-- begin Data shown --

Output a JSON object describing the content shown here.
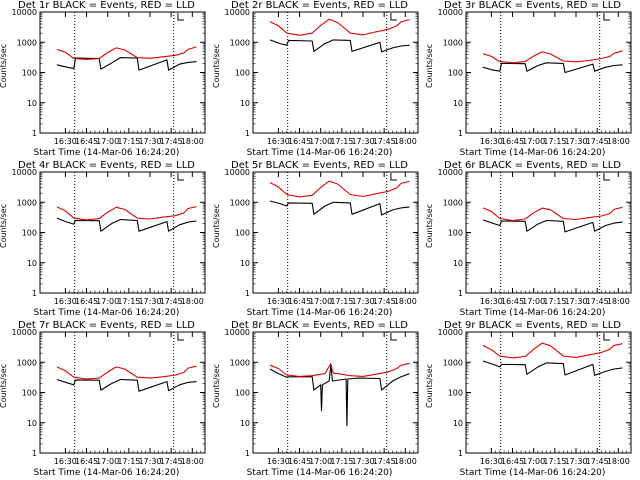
{
  "chart_data": [
    {
      "type": "line",
      "title": "Det 1r BLACK = Events, RED = LLD",
      "xlabel": "Start Time (14-Mar-06 16:24:20)",
      "ylabel": "Counts/sec",
      "yscale": "log",
      "ylim": [
        1,
        10000
      ],
      "yticks": [
        "1",
        "10",
        "100",
        "1000",
        "10000"
      ],
      "xticks": [
        "16:30",
        "16:45",
        "17:00",
        "17:15",
        "17:30",
        "17:45",
        "18:00"
      ],
      "xlim": [
        16.2,
        18.15
      ],
      "vlines": [
        16.61,
        17.78
      ],
      "grid": false,
      "legend": "none",
      "series": [
        {
          "name": "BLACK",
          "color": "#000000",
          "x": [
            16.4,
            16.52,
            16.6,
            16.62,
            16.9,
            16.92,
            17.05,
            17.15,
            17.35,
            17.37,
            17.7,
            17.72,
            17.85,
            17.95,
            18.05
          ],
          "y": [
            180,
            150,
            135,
            300,
            290,
            130,
            210,
            310,
            300,
            120,
            260,
            120,
            190,
            215,
            230
          ]
        },
        {
          "name": "RED",
          "color": "#e00000",
          "x": [
            16.4,
            16.5,
            16.6,
            16.75,
            16.9,
            17.0,
            17.1,
            17.2,
            17.35,
            17.5,
            17.65,
            17.8,
            17.9,
            17.95,
            18.05
          ],
          "y": [
            580,
            470,
            290,
            270,
            290,
            460,
            650,
            560,
            310,
            295,
            330,
            370,
            440,
            580,
            700
          ]
        }
      ]
    },
    {
      "type": "line",
      "title": "Det 2r BLACK = Events, RED = LLD",
      "xlabel": "Start Time (14-Mar-06 16:24:20)",
      "ylabel": "Counts/sec",
      "yscale": "log",
      "ylim": [
        1,
        10000
      ],
      "yticks": [
        "1",
        "10",
        "100",
        "1000",
        "10000"
      ],
      "xticks": [
        "16:30",
        "16:45",
        "17:00",
        "17:15",
        "17:30",
        "17:45",
        "18:00"
      ],
      "xlim": [
        16.2,
        18.15
      ],
      "vlines": [
        16.61,
        17.78
      ],
      "grid": false,
      "legend": "none",
      "series": [
        {
          "name": "BLACK",
          "color": "#000000",
          "x": [
            16.4,
            16.52,
            16.6,
            16.62,
            16.9,
            16.92,
            17.05,
            17.15,
            17.35,
            17.37,
            17.7,
            17.72,
            17.85,
            17.95,
            18.05
          ],
          "y": [
            1200,
            900,
            800,
            1150,
            1100,
            500,
            900,
            1200,
            1150,
            500,
            1000,
            480,
            650,
            750,
            800
          ]
        },
        {
          "name": "RED",
          "color": "#e00000",
          "x": [
            16.4,
            16.5,
            16.6,
            16.75,
            16.9,
            17.0,
            17.1,
            17.2,
            17.35,
            17.5,
            17.65,
            17.8,
            17.9,
            17.95,
            18.05
          ],
          "y": [
            4800,
            3500,
            2000,
            1700,
            2000,
            3600,
            5800,
            4500,
            2000,
            1750,
            2200,
            2700,
            3500,
            4700,
            5600
          ]
        }
      ]
    },
    {
      "type": "line",
      "title": "Det 3r BLACK = Events, RED = LLD",
      "xlabel": "Start Time (14-Mar-06 16:24:20)",
      "ylabel": "Counts/sec",
      "yscale": "log",
      "ylim": [
        1,
        10000
      ],
      "yticks": [
        "1",
        "10",
        "100",
        "1000",
        "10000"
      ],
      "xticks": [
        "16:30",
        "16:45",
        "17:00",
        "17:15",
        "17:30",
        "17:45",
        "18:00"
      ],
      "xlim": [
        16.2,
        18.15
      ],
      "vlines": [
        16.61,
        17.78
      ],
      "grid": false,
      "legend": "none",
      "series": [
        {
          "name": "BLACK",
          "color": "#000000",
          "x": [
            16.4,
            16.52,
            16.6,
            16.62,
            16.9,
            16.92,
            17.05,
            17.15,
            17.35,
            17.37,
            17.7,
            17.72,
            17.85,
            17.95,
            18.05
          ],
          "y": [
            150,
            120,
            110,
            200,
            195,
            110,
            170,
            210,
            200,
            100,
            190,
            110,
            150,
            170,
            180
          ]
        },
        {
          "name": "RED",
          "color": "#e00000",
          "x": [
            16.4,
            16.5,
            16.6,
            16.75,
            16.9,
            17.0,
            17.1,
            17.2,
            17.35,
            17.5,
            17.65,
            17.8,
            17.9,
            17.95,
            18.05
          ],
          "y": [
            420,
            340,
            230,
            210,
            230,
            350,
            480,
            410,
            240,
            225,
            250,
            290,
            340,
            430,
            520
          ]
        }
      ]
    },
    {
      "type": "line",
      "title": "Det 4r BLACK = Events, RED = LLD",
      "xlabel": "Start Time (14-Mar-06 16:24:20)",
      "ylabel": "Counts/sec",
      "yscale": "log",
      "ylim": [
        1,
        10000
      ],
      "yticks": [
        "1",
        "10",
        "100",
        "1000",
        "10000"
      ],
      "xticks": [
        "16:30",
        "16:45",
        "17:00",
        "17:15",
        "17:30",
        "17:45",
        "18:00"
      ],
      "xlim": [
        16.2,
        18.15
      ],
      "vlines": [
        16.61,
        17.78
      ],
      "grid": false,
      "legend": "none",
      "series": [
        {
          "name": "BLACK",
          "color": "#000000",
          "x": [
            16.4,
            16.52,
            16.6,
            16.62,
            16.9,
            16.92,
            17.05,
            17.15,
            17.35,
            17.37,
            17.7,
            17.72,
            17.85,
            17.95,
            18.05
          ],
          "y": [
            300,
            220,
            190,
            250,
            245,
            110,
            200,
            270,
            250,
            110,
            230,
            110,
            180,
            220,
            240
          ]
        },
        {
          "name": "RED",
          "color": "#e00000",
          "x": [
            16.4,
            16.5,
            16.6,
            16.75,
            16.9,
            17.0,
            17.1,
            17.2,
            17.35,
            17.5,
            17.65,
            17.8,
            17.9,
            17.95,
            18.05
          ],
          "y": [
            700,
            520,
            300,
            260,
            290,
            470,
            680,
            580,
            300,
            280,
            320,
            360,
            440,
            620,
            720
          ]
        }
      ]
    },
    {
      "type": "line",
      "title": "Det 5r BLACK = Events, RED = LLD",
      "xlabel": "Start Time (14-Mar-06 16:24:20)",
      "ylabel": "Counts/sec",
      "yscale": "log",
      "ylim": [
        1,
        10000
      ],
      "yticks": [
        "1",
        "10",
        "100",
        "1000",
        "10000"
      ],
      "xticks": [
        "16:30",
        "16:45",
        "17:00",
        "17:15",
        "17:30",
        "17:45",
        "18:00"
      ],
      "xlim": [
        16.2,
        18.15
      ],
      "vlines": [
        16.61,
        17.78
      ],
      "grid": false,
      "legend": "none",
      "series": [
        {
          "name": "BLACK",
          "color": "#000000",
          "x": [
            16.4,
            16.52,
            16.6,
            16.62,
            16.9,
            16.92,
            17.05,
            17.15,
            17.35,
            17.37,
            17.7,
            17.72,
            17.85,
            17.95,
            18.05
          ],
          "y": [
            1100,
            900,
            750,
            950,
            920,
            400,
            750,
            1000,
            950,
            400,
            900,
            380,
            560,
            650,
            700
          ]
        },
        {
          "name": "RED",
          "color": "#e00000",
          "x": [
            16.4,
            16.5,
            16.6,
            16.75,
            16.9,
            17.0,
            17.1,
            17.2,
            17.35,
            17.5,
            17.65,
            17.8,
            17.9,
            17.95,
            18.05
          ],
          "y": [
            4500,
            3200,
            1800,
            1500,
            1700,
            3100,
            5000,
            4000,
            1800,
            1550,
            1900,
            2300,
            3000,
            4200,
            4900
          ]
        }
      ]
    },
    {
      "type": "line",
      "title": "Det 6r BLACK = Events, RED = LLD",
      "xlabel": "Start Time (14-Mar-06 16:24:20)",
      "ylabel": "Counts/sec",
      "yscale": "log",
      "ylim": [
        1,
        10000
      ],
      "yticks": [
        "1",
        "10",
        "100",
        "1000",
        "10000"
      ],
      "xticks": [
        "16:30",
        "16:45",
        "17:00",
        "17:15",
        "17:30",
        "17:45",
        "18:00"
      ],
      "xlim": [
        16.2,
        18.15
      ],
      "vlines": [
        16.61,
        17.78
      ],
      "grid": false,
      "legend": "none",
      "series": [
        {
          "name": "BLACK",
          "color": "#000000",
          "x": [
            16.4,
            16.52,
            16.6,
            16.62,
            16.9,
            16.92,
            17.05,
            17.15,
            17.35,
            17.37,
            17.7,
            17.72,
            17.85,
            17.95,
            18.05
          ],
          "y": [
            260,
            200,
            170,
            240,
            235,
            110,
            190,
            250,
            235,
            105,
            215,
            110,
            170,
            205,
            220
          ]
        },
        {
          "name": "RED",
          "color": "#e00000",
          "x": [
            16.4,
            16.5,
            16.6,
            16.75,
            16.9,
            17.0,
            17.1,
            17.2,
            17.35,
            17.5,
            17.65,
            17.8,
            17.9,
            17.95,
            18.05
          ],
          "y": [
            650,
            500,
            290,
            250,
            280,
            450,
            640,
            560,
            290,
            270,
            310,
            350,
            420,
            580,
            680
          ]
        }
      ]
    },
    {
      "type": "line",
      "title": "Det 7r BLACK = Events, RED = LLD",
      "xlabel": "Start Time (14-Mar-06 16:24:20)",
      "ylabel": "Counts/sec",
      "yscale": "log",
      "ylim": [
        1,
        10000
      ],
      "yticks": [
        "1",
        "10",
        "100",
        "1000",
        "10000"
      ],
      "xticks": [
        "16:30",
        "16:45",
        "17:00",
        "17:15",
        "17:30",
        "17:45",
        "18:00"
      ],
      "xlim": [
        16.2,
        18.15
      ],
      "vlines": [
        16.61,
        17.78
      ],
      "grid": false,
      "legend": "none",
      "series": [
        {
          "name": "BLACK",
          "color": "#000000",
          "x": [
            16.4,
            16.52,
            16.6,
            16.62,
            16.9,
            16.92,
            17.05,
            17.15,
            17.35,
            17.37,
            17.7,
            17.72,
            17.85,
            17.95,
            18.05
          ],
          "y": [
            270,
            210,
            180,
            260,
            255,
            120,
            200,
            270,
            255,
            110,
            230,
            115,
            180,
            215,
            230
          ]
        },
        {
          "name": "RED",
          "color": "#e00000",
          "x": [
            16.4,
            16.5,
            16.6,
            16.75,
            16.9,
            17.0,
            17.1,
            17.2,
            17.35,
            17.5,
            17.65,
            17.8,
            17.9,
            17.95,
            18.05
          ],
          "y": [
            700,
            520,
            320,
            280,
            300,
            480,
            700,
            600,
            320,
            300,
            330,
            380,
            460,
            640,
            740
          ]
        }
      ]
    },
    {
      "type": "line",
      "title": "Det 8r BLACK = Events, RED = LLD",
      "xlabel": "Start Time (14-Mar-06 16:24:20)",
      "ylabel": "Counts/sec",
      "yscale": "log",
      "ylim": [
        1,
        10000
      ],
      "yticks": [
        "1",
        "10",
        "100",
        "1000",
        "10000"
      ],
      "xticks": [
        "16:30",
        "16:45",
        "17:00",
        "17:15",
        "17:30",
        "17:45",
        "18:00"
      ],
      "xlim": [
        16.2,
        18.15
      ],
      "vlines": [
        16.61,
        17.78
      ],
      "grid": false,
      "legend": "none",
      "series": [
        {
          "name": "BLACK",
          "color": "#000000",
          "x": [
            16.4,
            16.5,
            16.6,
            16.62,
            16.9,
            16.92,
            17.0,
            17.01,
            17.02,
            17.1,
            17.12,
            17.14,
            17.3,
            17.31,
            17.32,
            17.45,
            17.7,
            17.72,
            17.85,
            17.95,
            18.05
          ],
          "y": [
            600,
            420,
            320,
            330,
            330,
            120,
            180,
            25,
            180,
            240,
            800,
            240,
            280,
            8,
            280,
            300,
            290,
            120,
            240,
            330,
            420
          ]
        },
        {
          "name": "RED",
          "color": "#e00000",
          "x": [
            16.4,
            16.5,
            16.6,
            16.75,
            16.9,
            17.05,
            17.12,
            17.14,
            17.16,
            17.2,
            17.35,
            17.5,
            17.65,
            17.8,
            17.9,
            17.95,
            18.05
          ],
          "y": [
            800,
            620,
            380,
            340,
            360,
            420,
            900,
            500,
            420,
            420,
            360,
            340,
            400,
            480,
            620,
            800,
            920
          ]
        }
      ]
    },
    {
      "type": "line",
      "title": "Det 9r BLACK = Events, RED = LLD",
      "xlabel": "Start Time (14-Mar-06 16:24:20)",
      "ylabel": "Counts/sec",
      "yscale": "log",
      "ylim": [
        1,
        10000
      ],
      "yticks": [
        "1",
        "10",
        "100",
        "1000",
        "10000"
      ],
      "xticks": [
        "16:30",
        "16:45",
        "17:00",
        "17:15",
        "17:30",
        "17:45",
        "18:00"
      ],
      "xlim": [
        16.2,
        18.15
      ],
      "vlines": [
        16.61,
        17.78
      ],
      "grid": false,
      "legend": "none",
      "series": [
        {
          "name": "BLACK",
          "color": "#000000",
          "x": [
            16.4,
            16.52,
            16.6,
            16.62,
            16.9,
            16.92,
            17.05,
            17.15,
            17.35,
            17.37,
            17.7,
            17.72,
            17.85,
            17.95,
            18.05
          ],
          "y": [
            1100,
            850,
            700,
            850,
            830,
            400,
            700,
            950,
            900,
            380,
            850,
            370,
            500,
            600,
            650
          ]
        },
        {
          "name": "RED",
          "color": "#e00000",
          "x": [
            16.4,
            16.5,
            16.6,
            16.75,
            16.9,
            17.0,
            17.1,
            17.2,
            17.35,
            17.5,
            17.65,
            17.8,
            17.9,
            17.95,
            18.05
          ],
          "y": [
            3600,
            2600,
            1600,
            1400,
            1550,
            2700,
            4300,
            3500,
            1600,
            1450,
            1750,
            2100,
            2700,
            3600,
            4100
          ]
        }
      ]
    }
  ]
}
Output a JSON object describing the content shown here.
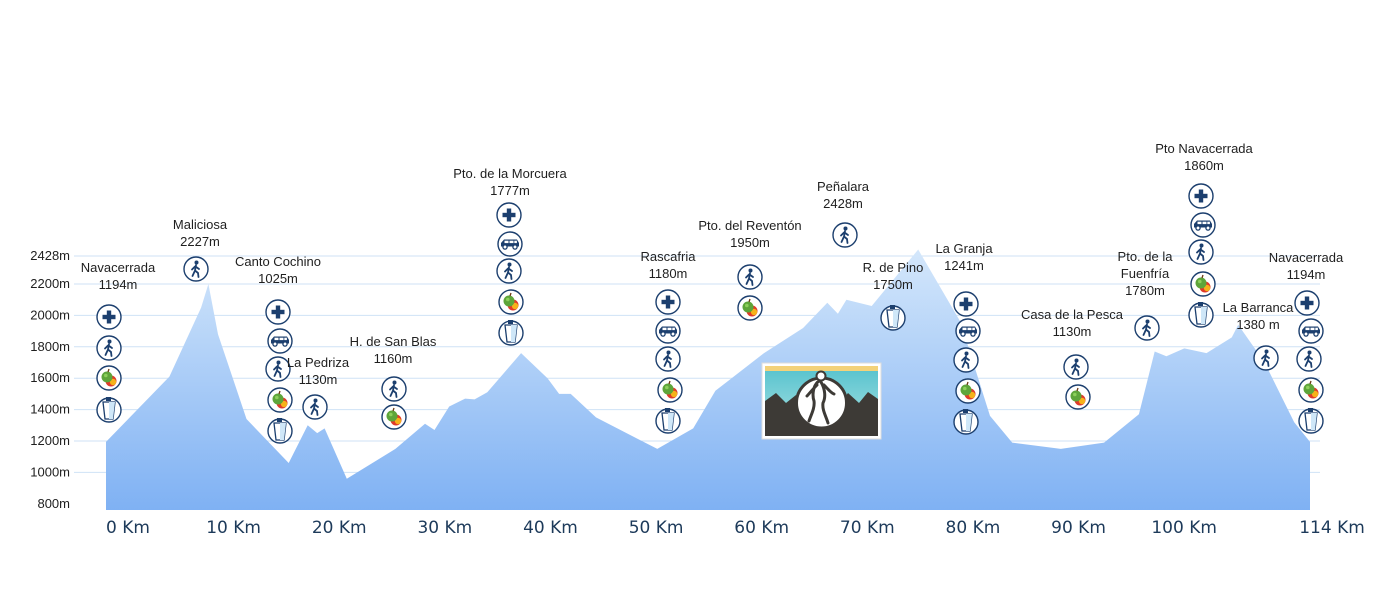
{
  "chart_data": {
    "type": "area",
    "title": "",
    "xlabel": "",
    "ylabel": "",
    "xlim": [
      0,
      114
    ],
    "ylim": [
      800,
      2428
    ],
    "y_ticks": [
      {
        "value": 800,
        "label": "800m"
      },
      {
        "value": 1000,
        "label": "1000m"
      },
      {
        "value": 1200,
        "label": "1200m"
      },
      {
        "value": 1400,
        "label": "1400m"
      },
      {
        "value": 1600,
        "label": "1600m"
      },
      {
        "value": 1800,
        "label": "1800m"
      },
      {
        "value": 2000,
        "label": "2000m"
      },
      {
        "value": 2200,
        "label": "2200m"
      },
      {
        "value": 2428,
        "label": "2428m"
      }
    ],
    "x_ticks": [
      {
        "value": 0,
        "label": "0 Km"
      },
      {
        "value": 10,
        "label": "10 Km"
      },
      {
        "value": 20,
        "label": "20 Km"
      },
      {
        "value": 30,
        "label": "30 Km"
      },
      {
        "value": 40,
        "label": "40 Km"
      },
      {
        "value": 50,
        "label": "50 Km"
      },
      {
        "value": 60,
        "label": "60 Km"
      },
      {
        "value": 70,
        "label": "70 Km"
      },
      {
        "value": 80,
        "label": "80 Km"
      },
      {
        "value": 90,
        "label": "90 Km"
      },
      {
        "value": 100,
        "label": "100 Km"
      },
      {
        "value": 114,
        "label": "114 Km"
      }
    ],
    "grid": true,
    "profile": {
      "x": [
        0,
        6,
        9,
        9.7,
        10.6,
        13.3,
        17.3,
        19.1,
        20,
        20.7,
        22.8,
        27.4,
        30.2,
        31.1,
        32.5,
        34,
        34.9,
        36.1,
        39.3,
        41.8,
        42.9,
        44,
        46.4,
        52.2,
        55.6,
        57.7,
        62.3,
        66,
        68.3,
        69.3,
        70.1,
        72.5,
        76.9,
        80.9,
        83.7,
        85.8,
        90.4,
        94.5,
        97.8,
        99.3,
        100.4,
        102.1,
        104.2,
        106.6,
        107.2,
        109.7,
        112.5,
        114
      ],
      "y": [
        1194,
        1610,
        2050,
        2200,
        1880,
        1340,
        1060,
        1300,
        1250,
        1280,
        960,
        1150,
        1310,
        1270,
        1420,
        1470,
        1465,
        1510,
        1760,
        1600,
        1500,
        1500,
        1350,
        1150,
        1280,
        1520,
        1760,
        1920,
        2080,
        2010,
        2100,
        2060,
        2420,
        1960,
        1360,
        1190,
        1150,
        1190,
        1370,
        1770,
        1740,
        1790,
        1760,
        1860,
        1940,
        1700,
        1320,
        1194
      ]
    }
  },
  "waypoints": [
    {
      "name": "Navacerrada",
      "elev": "1194m",
      "icons": [
        "medical-icon",
        "hiker-icon",
        "food-icon",
        "drink-icon"
      ]
    },
    {
      "name": "Maliciosa",
      "elev": "2227m",
      "icons": [
        "hiker-icon"
      ]
    },
    {
      "name": "Canto Cochino",
      "elev": "1025m",
      "icons": [
        "medical-icon",
        "vehicle-icon",
        "hiker-icon",
        "food-icon",
        "drink-icon"
      ]
    },
    {
      "name": "La Pedriza",
      "elev": "1130m",
      "icons": [
        "hiker-icon"
      ]
    },
    {
      "name": "H. de San Blas",
      "elev": "1160m",
      "icons": [
        "hiker-icon",
        "food-icon"
      ]
    },
    {
      "name": "Pto. de la Morcuera",
      "elev": "1777m",
      "icons": [
        "medical-icon",
        "vehicle-icon",
        "hiker-icon",
        "food-icon",
        "drink-icon"
      ]
    },
    {
      "name": "Rascafria",
      "elev": "1180m",
      "icons": [
        "medical-icon",
        "vehicle-icon",
        "hiker-icon",
        "food-icon",
        "drink-icon"
      ]
    },
    {
      "name": "Pto. del Reventón",
      "elev": "1950m",
      "icons": [
        "hiker-icon",
        "food-icon"
      ]
    },
    {
      "name": "Peñalara",
      "elev": "2428m",
      "icons": [
        "hiker-icon"
      ]
    },
    {
      "name": "R. de Pino",
      "elev": "1750m",
      "icons": [
        "drink-icon"
      ]
    },
    {
      "name": "La Granja",
      "elev": "1241m",
      "icons": [
        "medical-icon",
        "vehicle-icon",
        "hiker-icon",
        "food-icon",
        "drink-icon"
      ]
    },
    {
      "name": "Casa de la Pesca",
      "elev": "1130m",
      "icons": [
        "hiker-icon",
        "food-icon"
      ]
    },
    {
      "name": "Pto. de la Fuenfría",
      "elev": "1780m",
      "icons": [
        "hiker-icon"
      ]
    },
    {
      "name": "Pto Navacerrada",
      "elev": "1860m",
      "icons": [
        "medical-icon",
        "vehicle-icon",
        "hiker-icon",
        "food-icon",
        "drink-icon"
      ]
    },
    {
      "name": "La Barranca",
      "elev": "1380 m",
      "icons": [
        "hiker-icon"
      ]
    },
    {
      "name": "Navacerrada",
      "elev": "1194m",
      "icons": [
        "medical-icon",
        "vehicle-icon",
        "hiker-icon",
        "food-icon",
        "drink-icon"
      ]
    }
  ],
  "logo": {
    "icon": "runner-logo-icon"
  },
  "colors": {
    "area_top": "#d4e7fb",
    "area_bottom": "#7fb1f3",
    "grid": "#cfe2f6",
    "icon_stroke": "#1c3f6e",
    "axis_text": "#1d3a5a"
  }
}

-- end Data shown --

• [What you have to do]: How many lines in the listing above contain the string "title"? Answer with the number only.

• [Complete output]: 10